### Data to process
-- start --

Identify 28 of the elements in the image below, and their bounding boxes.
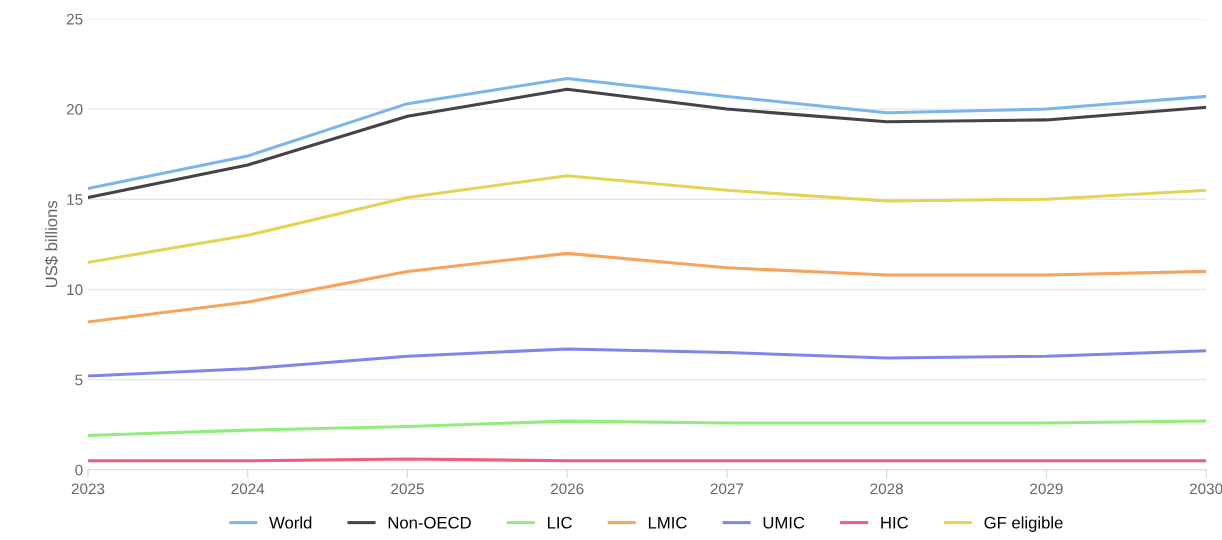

-- end --
-- start --

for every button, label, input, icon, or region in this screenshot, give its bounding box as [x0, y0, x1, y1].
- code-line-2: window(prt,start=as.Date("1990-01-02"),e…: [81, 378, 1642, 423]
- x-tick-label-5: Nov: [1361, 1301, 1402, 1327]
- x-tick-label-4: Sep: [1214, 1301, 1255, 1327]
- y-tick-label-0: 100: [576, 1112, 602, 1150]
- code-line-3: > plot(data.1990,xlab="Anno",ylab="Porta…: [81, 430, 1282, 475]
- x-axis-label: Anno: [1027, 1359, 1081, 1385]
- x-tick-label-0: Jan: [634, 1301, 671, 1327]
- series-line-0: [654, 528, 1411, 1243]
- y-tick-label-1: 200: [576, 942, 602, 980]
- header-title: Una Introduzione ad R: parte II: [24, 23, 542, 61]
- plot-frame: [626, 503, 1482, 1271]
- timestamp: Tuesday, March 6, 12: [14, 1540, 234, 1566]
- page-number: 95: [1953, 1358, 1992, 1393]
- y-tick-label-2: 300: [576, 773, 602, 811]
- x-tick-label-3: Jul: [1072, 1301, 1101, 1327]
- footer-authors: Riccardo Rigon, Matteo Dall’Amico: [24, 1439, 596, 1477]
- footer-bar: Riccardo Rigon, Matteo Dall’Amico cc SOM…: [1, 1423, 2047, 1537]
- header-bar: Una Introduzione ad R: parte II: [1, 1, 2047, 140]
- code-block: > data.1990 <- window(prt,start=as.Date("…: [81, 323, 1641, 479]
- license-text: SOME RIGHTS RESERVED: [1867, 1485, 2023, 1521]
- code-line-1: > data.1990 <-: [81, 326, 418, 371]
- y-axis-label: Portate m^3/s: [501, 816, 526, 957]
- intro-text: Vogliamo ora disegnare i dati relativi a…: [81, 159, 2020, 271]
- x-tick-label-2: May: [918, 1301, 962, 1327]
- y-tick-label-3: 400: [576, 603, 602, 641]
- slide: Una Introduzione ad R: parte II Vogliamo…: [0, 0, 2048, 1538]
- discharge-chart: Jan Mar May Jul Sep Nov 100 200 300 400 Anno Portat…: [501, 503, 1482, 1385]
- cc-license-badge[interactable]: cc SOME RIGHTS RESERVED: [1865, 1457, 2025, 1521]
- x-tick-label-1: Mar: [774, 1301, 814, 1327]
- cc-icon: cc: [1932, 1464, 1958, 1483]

-- end --

### Request
Put the lines of the records from the one containing "for every button, label, input, icon, or" through the one containing "- plot-frame: [626, 503, 1482, 1271]" into a Markdown table with the columns Row and Line, skipping any blank lines.

### Output below
| Row | Line |
|---|---|
| 1 | for every button, label, input, icon, or region in this screenshot, give its bounding box as [x0, y0, x1, y1]. |
| 2 | - code-line-2: window(prt,start=as.Date("1990-01-02"),e…: [81, 378, 1642, 423] |
| 3 | - x-tick-label-5: Nov: [1361, 1301, 1402, 1327] |
| 4 | - x-tick-label-4: Sep: [1214, 1301, 1255, 1327] |
| 5 | - y-tick-label-0: 100: [576, 1112, 602, 1150] |
| 6 | - code-line-3: > plot(data.1990,xlab="Anno",ylab="Porta…: [81, 430, 1282, 475] |
| 7 | - x-axis-label: Anno: [1027, 1359, 1081, 1385] |
| 8 | - x-tick-label-0: Jan: [634, 1301, 671, 1327] |
| 9 | - series-line-0: [654, 528, 1411, 1243] |
| 10 | - y-tick-label-1: 200: [576, 942, 602, 980] |
| 11 | - header-title: Una Introduzione ad R: parte II: [24, 23, 542, 61] |
| 12 | - plot-frame: [626, 503, 1482, 1271] |